***** Dataset content

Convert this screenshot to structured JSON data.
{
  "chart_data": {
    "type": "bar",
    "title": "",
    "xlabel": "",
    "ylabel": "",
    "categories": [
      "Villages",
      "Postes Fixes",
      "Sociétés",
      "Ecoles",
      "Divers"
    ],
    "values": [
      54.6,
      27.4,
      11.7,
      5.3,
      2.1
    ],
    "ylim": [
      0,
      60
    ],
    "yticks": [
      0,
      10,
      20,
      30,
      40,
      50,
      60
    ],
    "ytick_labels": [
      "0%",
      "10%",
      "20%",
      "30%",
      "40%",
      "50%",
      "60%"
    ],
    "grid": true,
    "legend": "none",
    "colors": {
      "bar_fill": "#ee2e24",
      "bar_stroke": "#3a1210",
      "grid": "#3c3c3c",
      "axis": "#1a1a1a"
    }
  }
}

**********

Restate each entry exactly, skipping none.

Task solution -
Convert this screenshot to structured JSON data.
{
  "chart_data": {
    "type": "bar",
    "title": "",
    "xlabel": "",
    "ylabel": "",
    "categories": [
      "Villages",
      "Postes Fixes",
      "Sociétés",
      "Ecoles",
      "Divers"
    ],
    "values": [
      54.6,
      27.4,
      11.7,
      5.3,
      2.1
    ],
    "ylim": [
      0,
      60
    ],
    "yticks": [
      0,
      10,
      20,
      30,
      40,
      50,
      60
    ],
    "ytick_labels": [
      "0%",
      "10%",
      "20%",
      "30%",
      "40%",
      "50%",
      "60%"
    ],
    "grid": true,
    "legend": "none",
    "colors": {
      "bar_fill": "#ee2e24",
      "bar_stroke": "#3a1210",
      "grid": "#3c3c3c",
      "axis": "#1a1a1a"
    }
  }
}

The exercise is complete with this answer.